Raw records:
━━━━
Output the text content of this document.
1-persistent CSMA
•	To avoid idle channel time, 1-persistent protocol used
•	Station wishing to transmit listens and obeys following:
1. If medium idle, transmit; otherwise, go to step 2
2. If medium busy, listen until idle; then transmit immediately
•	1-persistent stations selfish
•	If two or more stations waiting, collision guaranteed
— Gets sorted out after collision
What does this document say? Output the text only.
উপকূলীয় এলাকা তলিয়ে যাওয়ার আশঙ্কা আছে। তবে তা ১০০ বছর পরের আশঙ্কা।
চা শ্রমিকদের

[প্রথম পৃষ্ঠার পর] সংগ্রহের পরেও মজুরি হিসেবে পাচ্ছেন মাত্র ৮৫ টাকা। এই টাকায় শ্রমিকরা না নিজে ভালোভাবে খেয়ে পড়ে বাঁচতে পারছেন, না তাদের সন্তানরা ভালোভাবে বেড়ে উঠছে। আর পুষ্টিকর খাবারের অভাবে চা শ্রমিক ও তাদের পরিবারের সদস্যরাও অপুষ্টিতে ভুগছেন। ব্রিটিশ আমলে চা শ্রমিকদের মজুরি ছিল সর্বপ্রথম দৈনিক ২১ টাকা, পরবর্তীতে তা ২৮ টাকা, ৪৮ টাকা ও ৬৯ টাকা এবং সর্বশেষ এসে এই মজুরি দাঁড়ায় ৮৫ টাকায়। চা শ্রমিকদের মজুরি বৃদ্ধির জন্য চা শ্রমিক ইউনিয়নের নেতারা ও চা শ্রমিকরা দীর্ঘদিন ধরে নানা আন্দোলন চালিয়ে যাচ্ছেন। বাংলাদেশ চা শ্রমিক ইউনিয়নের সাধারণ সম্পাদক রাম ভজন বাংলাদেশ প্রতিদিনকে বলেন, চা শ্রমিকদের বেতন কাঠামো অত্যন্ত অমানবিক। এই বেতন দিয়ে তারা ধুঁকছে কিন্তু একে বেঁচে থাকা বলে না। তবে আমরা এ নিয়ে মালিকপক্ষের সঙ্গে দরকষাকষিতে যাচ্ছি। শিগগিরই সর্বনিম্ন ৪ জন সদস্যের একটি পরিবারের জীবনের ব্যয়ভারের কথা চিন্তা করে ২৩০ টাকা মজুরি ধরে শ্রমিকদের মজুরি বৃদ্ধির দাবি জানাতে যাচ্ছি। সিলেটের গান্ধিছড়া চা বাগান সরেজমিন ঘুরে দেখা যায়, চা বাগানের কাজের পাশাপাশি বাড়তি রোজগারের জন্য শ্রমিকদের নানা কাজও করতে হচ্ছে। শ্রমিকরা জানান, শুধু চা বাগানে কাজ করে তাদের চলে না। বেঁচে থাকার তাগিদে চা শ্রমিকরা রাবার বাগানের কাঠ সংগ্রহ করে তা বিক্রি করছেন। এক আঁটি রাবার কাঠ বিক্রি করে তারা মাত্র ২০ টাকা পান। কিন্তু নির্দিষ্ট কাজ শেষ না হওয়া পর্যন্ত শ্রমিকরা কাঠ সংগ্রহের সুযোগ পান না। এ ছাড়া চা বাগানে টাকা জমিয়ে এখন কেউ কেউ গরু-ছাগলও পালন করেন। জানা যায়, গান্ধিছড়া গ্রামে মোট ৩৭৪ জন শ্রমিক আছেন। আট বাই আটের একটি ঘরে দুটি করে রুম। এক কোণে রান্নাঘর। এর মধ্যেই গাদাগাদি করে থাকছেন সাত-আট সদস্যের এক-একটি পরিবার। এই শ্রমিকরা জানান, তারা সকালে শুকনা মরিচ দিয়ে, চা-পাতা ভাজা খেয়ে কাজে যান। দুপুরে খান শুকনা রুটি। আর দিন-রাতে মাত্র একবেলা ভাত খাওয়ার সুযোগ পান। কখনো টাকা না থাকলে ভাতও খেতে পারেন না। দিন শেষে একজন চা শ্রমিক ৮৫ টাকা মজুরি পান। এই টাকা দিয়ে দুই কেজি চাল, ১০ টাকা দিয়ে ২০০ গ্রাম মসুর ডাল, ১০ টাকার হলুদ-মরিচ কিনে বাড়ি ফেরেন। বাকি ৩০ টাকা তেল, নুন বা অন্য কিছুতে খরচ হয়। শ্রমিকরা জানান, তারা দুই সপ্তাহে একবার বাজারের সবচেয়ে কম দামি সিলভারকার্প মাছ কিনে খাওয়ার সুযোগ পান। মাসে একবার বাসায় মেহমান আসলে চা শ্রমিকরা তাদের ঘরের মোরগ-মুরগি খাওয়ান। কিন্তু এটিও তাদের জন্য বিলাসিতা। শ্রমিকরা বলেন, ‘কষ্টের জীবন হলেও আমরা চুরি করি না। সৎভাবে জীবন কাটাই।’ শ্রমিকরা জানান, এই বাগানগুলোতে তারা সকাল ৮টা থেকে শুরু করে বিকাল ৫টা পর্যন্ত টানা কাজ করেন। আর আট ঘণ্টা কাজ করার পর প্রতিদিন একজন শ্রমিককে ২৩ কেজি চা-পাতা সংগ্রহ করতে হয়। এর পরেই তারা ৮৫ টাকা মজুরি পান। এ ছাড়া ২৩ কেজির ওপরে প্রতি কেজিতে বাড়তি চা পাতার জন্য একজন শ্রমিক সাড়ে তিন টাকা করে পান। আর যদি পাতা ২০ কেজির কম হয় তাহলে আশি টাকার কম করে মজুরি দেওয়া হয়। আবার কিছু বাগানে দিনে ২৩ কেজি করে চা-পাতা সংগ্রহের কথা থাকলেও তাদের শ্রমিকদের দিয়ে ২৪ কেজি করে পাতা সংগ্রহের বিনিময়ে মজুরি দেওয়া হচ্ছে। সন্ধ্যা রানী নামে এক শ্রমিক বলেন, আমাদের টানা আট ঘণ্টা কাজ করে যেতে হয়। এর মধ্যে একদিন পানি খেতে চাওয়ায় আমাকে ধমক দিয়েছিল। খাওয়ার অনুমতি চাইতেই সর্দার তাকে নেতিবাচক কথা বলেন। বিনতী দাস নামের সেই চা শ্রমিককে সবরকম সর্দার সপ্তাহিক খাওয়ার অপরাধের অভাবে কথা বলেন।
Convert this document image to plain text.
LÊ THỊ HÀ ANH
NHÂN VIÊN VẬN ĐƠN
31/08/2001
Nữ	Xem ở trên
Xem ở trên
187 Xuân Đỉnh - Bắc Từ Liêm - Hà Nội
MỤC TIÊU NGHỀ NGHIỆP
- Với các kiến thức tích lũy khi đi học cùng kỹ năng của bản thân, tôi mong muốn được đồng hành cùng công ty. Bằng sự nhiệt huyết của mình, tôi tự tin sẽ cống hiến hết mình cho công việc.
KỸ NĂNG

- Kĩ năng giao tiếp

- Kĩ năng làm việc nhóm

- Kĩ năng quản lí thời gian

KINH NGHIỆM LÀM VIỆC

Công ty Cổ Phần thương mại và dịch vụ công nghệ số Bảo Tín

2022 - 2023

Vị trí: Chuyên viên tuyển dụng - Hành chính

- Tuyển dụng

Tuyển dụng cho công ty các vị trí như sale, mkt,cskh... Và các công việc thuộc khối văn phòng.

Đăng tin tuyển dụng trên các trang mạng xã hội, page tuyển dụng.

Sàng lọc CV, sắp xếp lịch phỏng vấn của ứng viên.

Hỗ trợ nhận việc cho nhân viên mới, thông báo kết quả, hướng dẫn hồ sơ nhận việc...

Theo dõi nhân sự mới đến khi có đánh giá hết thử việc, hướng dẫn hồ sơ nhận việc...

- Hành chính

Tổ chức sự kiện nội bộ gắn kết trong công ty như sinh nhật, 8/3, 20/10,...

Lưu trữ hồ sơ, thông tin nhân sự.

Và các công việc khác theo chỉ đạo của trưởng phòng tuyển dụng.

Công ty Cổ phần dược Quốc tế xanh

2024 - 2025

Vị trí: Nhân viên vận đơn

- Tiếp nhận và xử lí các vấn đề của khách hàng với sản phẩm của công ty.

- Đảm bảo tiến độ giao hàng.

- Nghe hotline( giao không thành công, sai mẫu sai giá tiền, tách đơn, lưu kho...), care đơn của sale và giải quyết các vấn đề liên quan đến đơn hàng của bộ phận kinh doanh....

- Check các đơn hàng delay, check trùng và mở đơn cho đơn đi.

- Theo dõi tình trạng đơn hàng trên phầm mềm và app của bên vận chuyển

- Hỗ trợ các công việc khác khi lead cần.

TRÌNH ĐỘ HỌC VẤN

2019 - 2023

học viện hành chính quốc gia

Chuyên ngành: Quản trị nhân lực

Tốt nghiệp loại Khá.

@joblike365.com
━━━━
* **WORK TO BE COMPLETED**
Search the lines above for the string "giao" and copy each line that has it.

* **TASK SOLUTION**
- Kĩ năng giao tiếp
- Đảm bảo tiến độ giao hàng.
- Nghe hotline( giao không thành công, sai mẫu sai giá tiền, tách đơn, lưu kho...), care đơn của sale và giải quyết các vấn đề liên quan đến đơn hàng của bộ phận kinh doanh....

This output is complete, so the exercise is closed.